SUPPLIED DATA:
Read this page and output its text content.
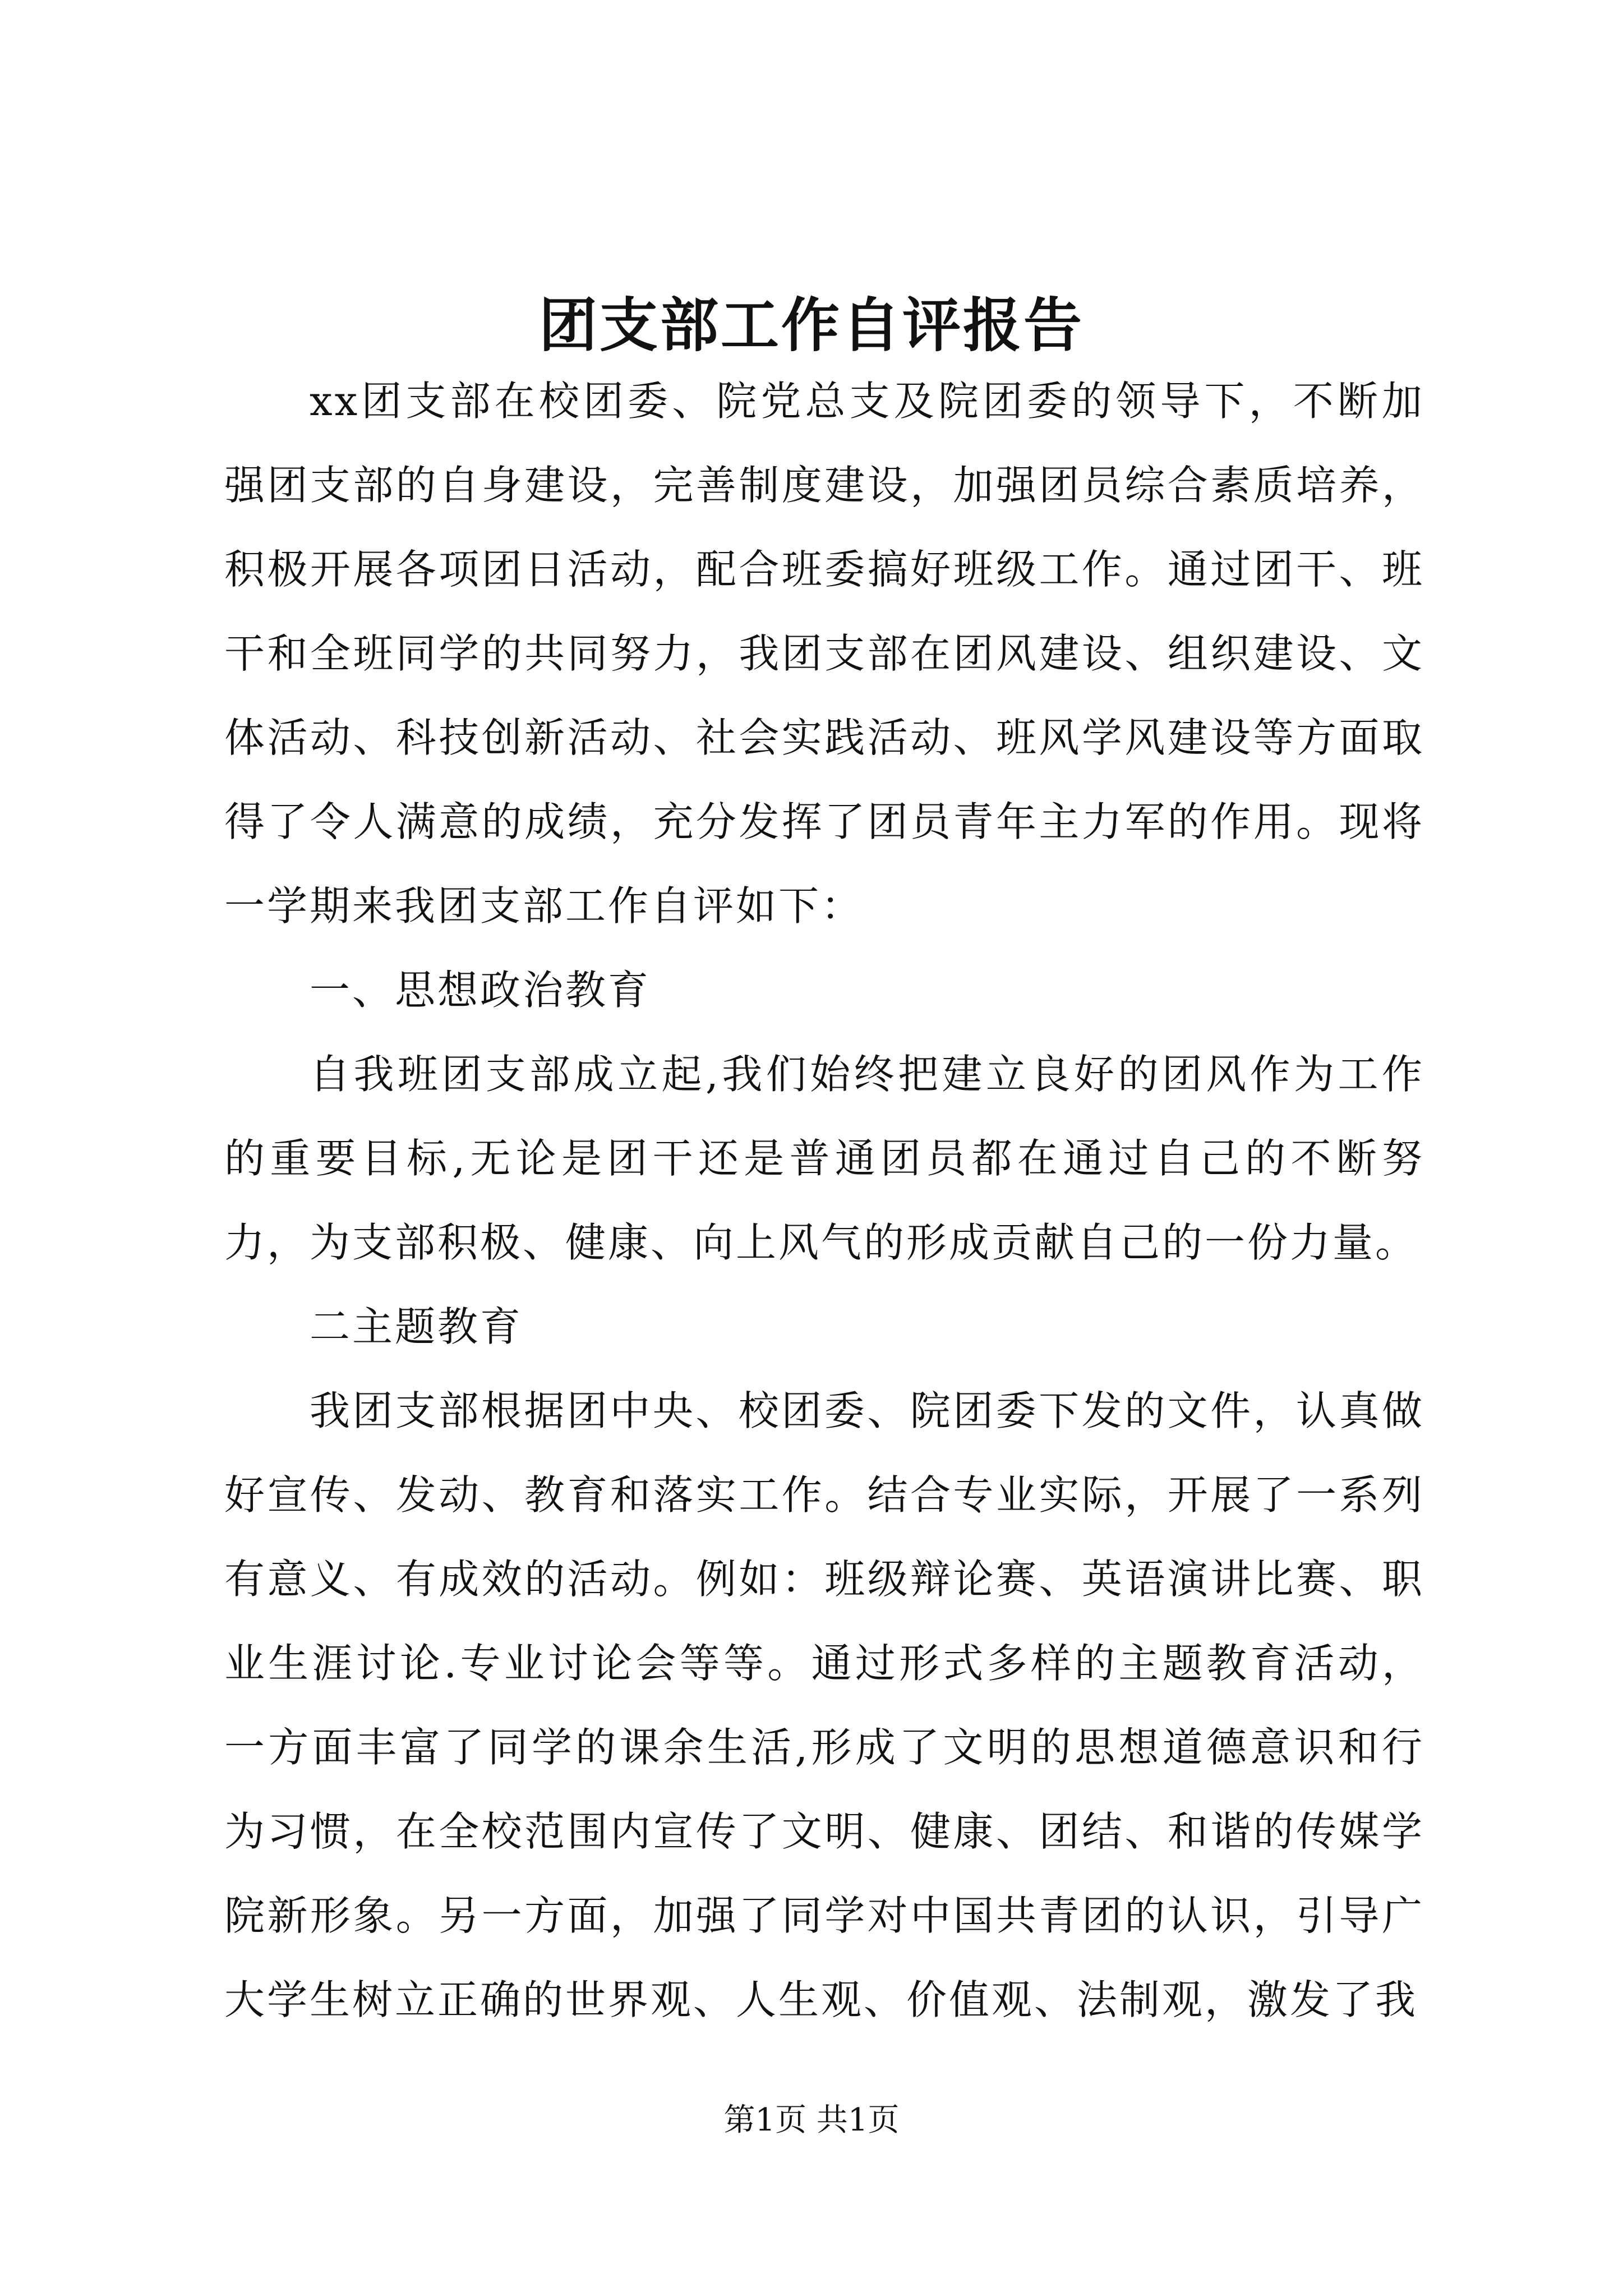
团支部工作自评报告

xx团支部在校团委、院党总支及院团委的领导下，不断加强团支部的自身建设，完善制度建设，加强团员综合素质培养，积极开展各项团日活动，配合班委搞好班级工作。通过团干、班干和全班同学的共同努力，我团支部在团风建设、组织建设、文体活动、科技创新活动、社会实践活动、班风学风建设等方面取得了令人满意的成绩，充分发挥了团员青年主力军的作用。现将一学期来我团支部工作自评如下：

一、思想政治教育

自我班团支部成立起,我们始终把建立良好的团风作为工作的重要目标,无论是团干还是普通团员都在通过自己的不断努力，为支部积极、健康、向上风气的形成贡献自己的一份力量。

二主题教育

我团支部根据团中央、校团委、院团委下发的文件，认真做好宣传、发动、教育和落实工作。结合专业实际，开展了一系列有意义、有成效的活动。例如：班级辩论赛、英语演讲比赛、职业生涯讨论.专业讨论会等等。通过形式多样的主题教育活动，一方面丰富了同学的课余生活,形成了文明的思想道德意识和行为习惯，在全校范围内宣传了文明、健康、团结、和谐的传媒学院新形象。另一方面，加强了同学对中国共青团的认识，引导广大学生树立正确的世界观、人生观、价值观、法制观，激发了我

第1页 共1页
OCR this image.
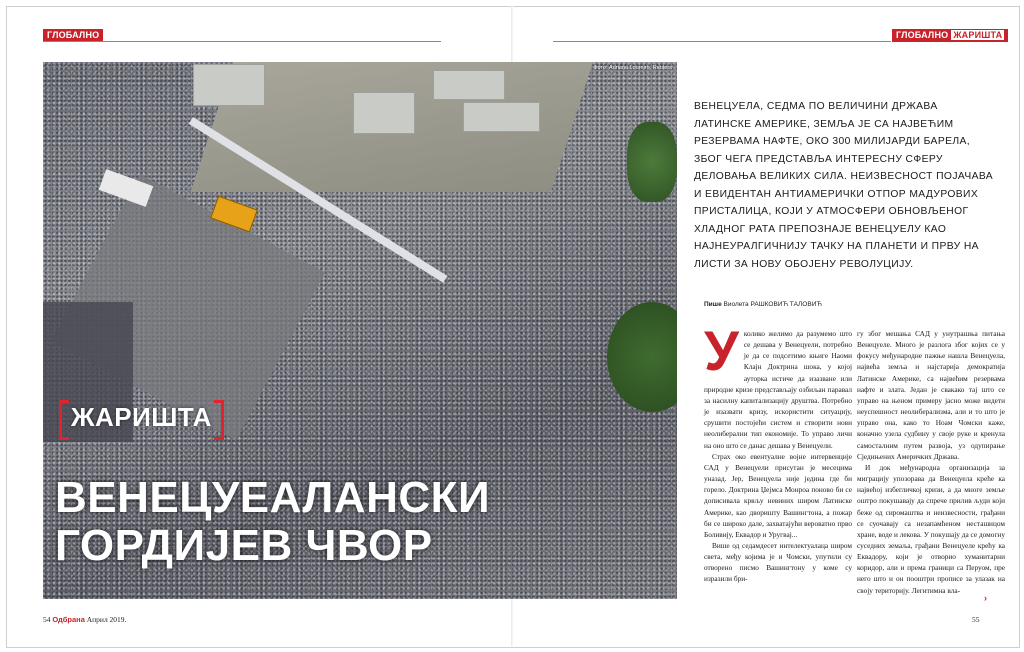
ГЛОБАЛНО	ГЛОБАЛНО ЖАРИШТА
Фото: Adriana Loureiro, Reuters
ЖАРИШТА
ВЕНЕЦУЕАЛАНСКИ
ГОРДИЈЕВ ЧВОР
ВЕНЕЦУЕЛА, СЕДМА ПО ВЕЛИЧИНИ ДРЖАВА ЛАТИНСКЕ АМЕРИКЕ, ЗЕМЉА ЈЕ СА НАЈВЕЋИМ РЕЗЕРВАМА НАФТЕ, ОКО 300 МИЛИЈАРДИ БАРЕЛА, ЗБОГ ЧЕГА ПРЕДСТАВЉА ИНТЕРЕСНУ СФЕРУ ДЕЛОВАЊА ВЕЛИКИХ СИЛА. НЕИЗВЕСНОСТ ПОЈАЧАВА И ЕВИДЕНТАН АНТИАМЕРИЧКИ ОТПОР МАДУРОВИХ ПРИСТАЛИЦА, КОЈИ У АТМОСФЕРИ ОБНОВЉЕНОГ ХЛАДНОГ РАТА ПРЕПОЗНАЈЕ ВЕНЕЦУЕЛУ КАО НАЈНЕУРАЛГИЧНИЈУ ТАЧКУ НА ПЛАНЕТИ И ПРВУ НА ЛИСТИ ЗА НОВУ ОБОЈЕНУ РЕВОЛУЦИЈУ.
Пише Виолета РАШКОВИЋ ТАЛОВИЋ

Уколико желимо да разумемо што се дешава у Венецуели, потребно је да се подсетимо књиге Наоми Клајн Доктрина шока, у којој ауторка истиче да изазване или природне кризе представљају озбиљан паравал за насилну капитализацију друштва. Потребно је изазвати кризу, искористити ситуацију, срушити постојећи систем и створити нови неолиберални тип економије. То управо личи на оно што се данас дешава у Венецуели.

Страх око евентуалне војне интервенције САД у Венецуели присутан је месецима уназад. Јер, Венецуела није једина где би горело. Доктрина Џејмса Монроа поново би се дописивала крвљу невиних широм Латинске Америке, као дворишту Вашингтона, а пожар би се широко дале, захватајући вероватно прво Боливију, Еквадор и Уругвај...

Више од седамдесет интелектуалаца широм света, међу којима је и Чомски, упутили су отворено писмо Вашингтону у коме су изразили бри-

гу због мешања САД у унутрашња питања Венецуеле. Много је разлога због којих се у фокусу међународне пажње нашла Венецуела, највећа земља и најстарија демократија Латинске Америке, са највећим резервама нафте и злата. Један је свакако тај што се управо на њеном примеру јасно може видети неуспешност неолиберализма, али и то што је управо она, како то Ноам Чомски каже, коначно узела судбину у своје руке и кренула самосталним путем развоја, уз одупирање Сједињених Америчких Држава.

И док међународна организација за миграцију упозорава да Венецуела креће ка највећој избегличкој кризи, а да многе земље оштро покушавају да спрече прилив људи који беже од сиромаштва и неизвесности, грађани се суочавају са незапамћеном несташицом хране, воде и лекова. У покушају да се домогну суседних земаља, грађани Венецуеле крећу ка Еквадору, који је отворио хуманитарни коридор, али и према граници са Перуом, пре него што и он пооштри прописе за улазак на своју територију. Легитимна вла-

›
54 Одбрана Април 2019.	55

WHAT TO PRODUCE: The records shown above are to be repeated exactly, with the pictures left out.

WRITTEN ANSWER:
Read this page and output its text content.
团支部工作自评报告

xx团支部在校团委、院党总支及院团委的领导下，不断加强团支部的自身建设，完善制度建设，加强团员综合素质培养，积极开展各项团日活动，配合班委搞好班级工作。通过团干、班干和全班同学的共同努力，我团支部在团风建设、组织建设、文体活动、科技创新活动、社会实践活动、班风学风建设等方面取得了令人满意的成绩，充分发挥了团员青年主力军的作用。现将一学期来我团支部工作自评如下：

一、思想政治教育

自我班团支部成立起,我们始终把建立良好的团风作为工作的重要目标,无论是团干还是普通团员都在通过自己的不断努力，为支部积极、健康、向上风气的形成贡献自己的一份力量。

二主题教育

我团支部根据团中央、校团委、院团委下发的文件，认真做好宣传、发动、教育和落实工作。结合专业实际，开展了一系列有意义、有成效的活动。例如：班级辩论赛、英语演讲比赛、职业生涯讨论.专业讨论会等等。通过形式多样的主题教育活动，一方面丰富了同学的课余生活,形成了文明的思想道德意识和行为习惯，在全校范围内宣传了文明、健康、团结、和谐的传媒学院新形象。另一方面，加强了同学对中国共青团的认识，引导广大学生树立正确的世界观、人生观、价值观、法制观，激发了我

第1页 共1页
OCR this image.
ГЛОБАЛНО	ГЛОБАЛНО ЖАРИШТА
Фото: Adriana Loureiro, Reuters
ЖАРИШТА
ВЕНЕЦУЕАЛАНСКИ
ГОРДИЈЕВ ЧВОР
ВЕНЕЦУЕЛА, СЕДМА ПО ВЕЛИЧИНИ ДРЖАВА ЛАТИНСКЕ АМЕРИКЕ, ЗЕМЉА ЈЕ СА НАЈВЕЋИМ РЕЗЕРВАМА НАФТЕ, ОКО 300 МИЛИЈАРДИ БАРЕЛА, ЗБОГ ЧЕГА ПРЕДСТАВЉА ИНТЕРЕСНУ СФЕРУ ДЕЛОВАЊА ВЕЛИКИХ СИЛА. НЕИЗВЕСНОСТ ПОЈАЧАВА И ЕВИДЕНТАН АНТИАМЕРИЧКИ ОТПОР МАДУРОВИХ ПРИСТАЛИЦА, КОЈИ У АТМОСФЕРИ ОБНОВЉЕНОГ ХЛАДНОГ РАТА ПРЕПОЗНАЈЕ ВЕНЕЦУЕЛУ КАО НАЈНЕУРАЛГИЧНИЈУ ТАЧКУ НА ПЛАНЕТИ И ПРВУ НА ЛИСТИ ЗА НОВУ ОБОЈЕНУ РЕВОЛУЦИЈУ.
Пише Виолета РАШКОВИЋ ТАЛОВИЋ

Уколико желимо да разумемо што се дешава у Венецуели, потребно је да се подсетимо књиге Наоми Клајн Доктрина шока, у којој ауторка истиче да изазване или природне кризе представљају озбиљан паравал за насилну капитализацију друштва. Потребно је изазвати кризу, искористити ситуацију, срушити постојећи систем и створити нови неолиберални тип економије. То управо личи на оно што се данас дешава у Венецуели.

Страх око евентуалне војне интервенције САД у Венецуели присутан је месецима уназад. Јер, Венецуела није једина где би горело. Доктрина Џејмса Монроа поново би се дописивала крвљу невиних широм Латинске Америке, као дворишту Вашингтона, а пожар би се широко дале, захватајући вероватно прво Боливију, Еквадор и Уругвај...

Више од седамдесет интелектуалаца широм света, међу којима је и Чомски, упутили су отворено писмо Вашингтону у коме су изразили бри-

гу због мешања САД у унутрашња питања Венецуеле. Много је разлога због којих се у фокусу међународне пажње нашла Венецуела, највећа земља и најстарија демократија Латинске Америке, са највећим резервама нафте и злата. Један је свакако тај што се управо на њеном примеру јасно може видети неуспешност неолиберализма, али и то што је управо она, како то Ноам Чомски каже, коначно узела судбину у своје руке и кренула самосталним путем развоја, уз одупирање Сједињених Америчких Држава.

И док међународна организација за миграцију упозорава да Венецуела креће ка највећој избегличкој кризи, а да многе земље оштро покушавају да спрече прилив људи који беже од сиромаштва и неизвесности, грађани се суочавају са незапамћеном несташицом хране, воде и лекова. У покушају да се домогну суседних земаља, грађани Венецуеле крећу ка Еквадору, који је отворио хуманитарни коридор, али и према граници са Перуом, пре него што и он пооштри прописе за улазак на своју територију. Легитимна вла-

›
54 Одбрана Април 2019.	55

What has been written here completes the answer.